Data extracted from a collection
****************

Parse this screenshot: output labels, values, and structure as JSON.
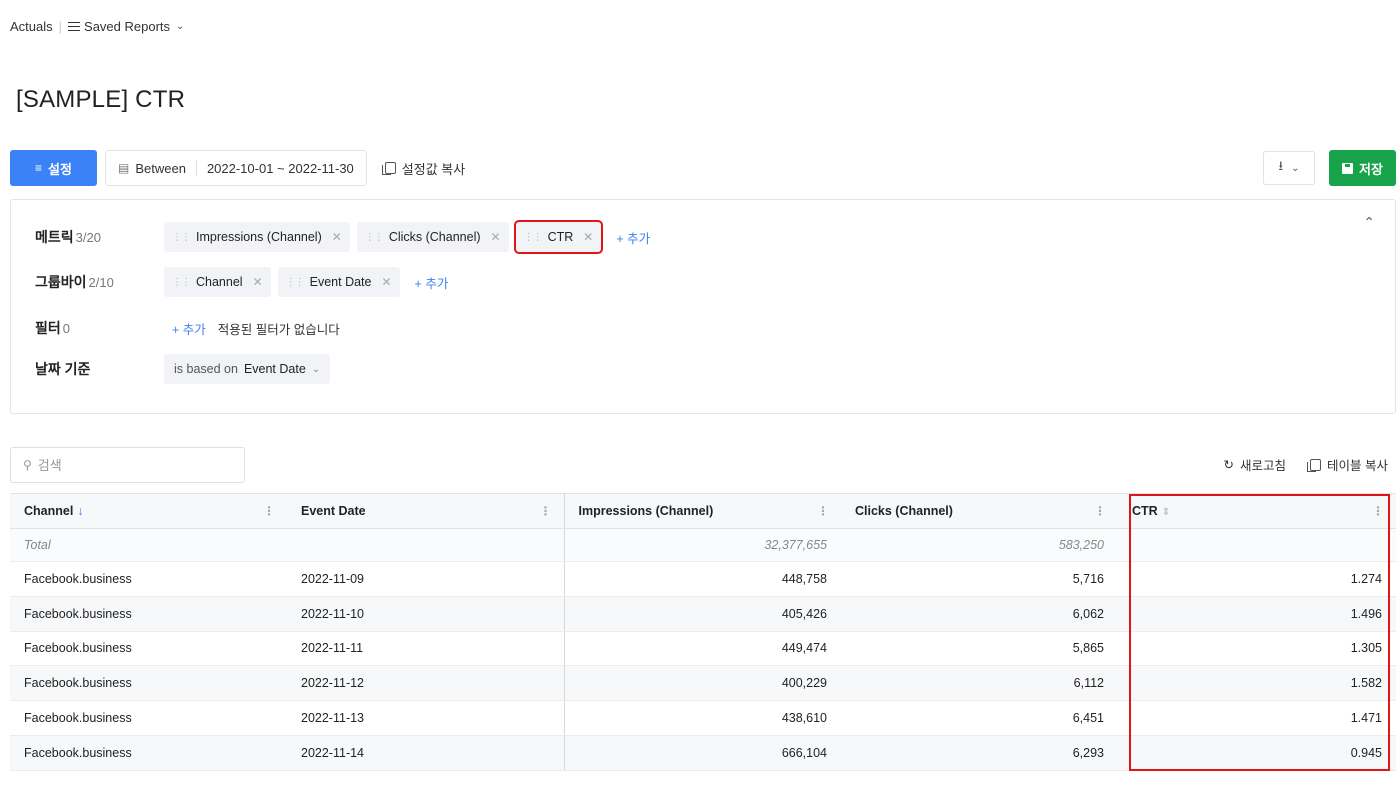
{
  "nav": {
    "section": "Actuals",
    "saved_reports": "Saved Reports"
  },
  "page_title": "[SAMPLE] CTR",
  "toolbar": {
    "settings_label": "설정",
    "date_mode": "Between",
    "date_range": "2022-10-01 ~ 2022-11-30",
    "copy_settings": "설정값 복사",
    "save_label": "저장"
  },
  "config": {
    "metrics": {
      "label": "메트릭",
      "count": "3/20",
      "items": [
        "Impressions (Channel)",
        "Clicks (Channel)",
        "CTR"
      ],
      "add": "+ 추가"
    },
    "groupby": {
      "label": "그룹바이",
      "count": "2/10",
      "items": [
        "Channel",
        "Event Date"
      ],
      "add": "+ 추가"
    },
    "filter": {
      "label": "필터",
      "count": "0",
      "add": "+ 추가",
      "empty": "적용된 필터가 없습니다"
    },
    "date_basis": {
      "label": "날짜 기준",
      "prefix": "is based on",
      "value": "Event Date"
    }
  },
  "search": {
    "placeholder": "검색"
  },
  "table_tools": {
    "refresh": "새로고침",
    "copy_table": "테이블 복사"
  },
  "table": {
    "columns": [
      "Channel",
      "Event Date",
      "Impressions (Channel)",
      "Clicks (Channel)",
      "CTR"
    ],
    "total": {
      "label": "Total",
      "impressions": "32,377,655",
      "clicks": "583,250"
    },
    "rows": [
      [
        "Facebook.business",
        "2022-11-09",
        "448,758",
        "5,716",
        "1.274"
      ],
      [
        "Facebook.business",
        "2022-11-10",
        "405,426",
        "6,062",
        "1.496"
      ],
      [
        "Facebook.business",
        "2022-11-11",
        "449,474",
        "5,865",
        "1.305"
      ],
      [
        "Facebook.business",
        "2022-11-12",
        "400,229",
        "6,112",
        "1.582"
      ],
      [
        "Facebook.business",
        "2022-11-13",
        "438,610",
        "6,451",
        "1.471"
      ],
      [
        "Facebook.business",
        "2022-11-14",
        "666,104",
        "6,293",
        "0.945"
      ]
    ]
  },
  "colors": {
    "primary": "#3b82f6",
    "save": "#16a34a",
    "highlight": "#e01515"
  }
}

****************

• **Exercise brief**: Report the count of lines in the entries that contain the string "Event", and nothing besides it.

• **Written response**: 3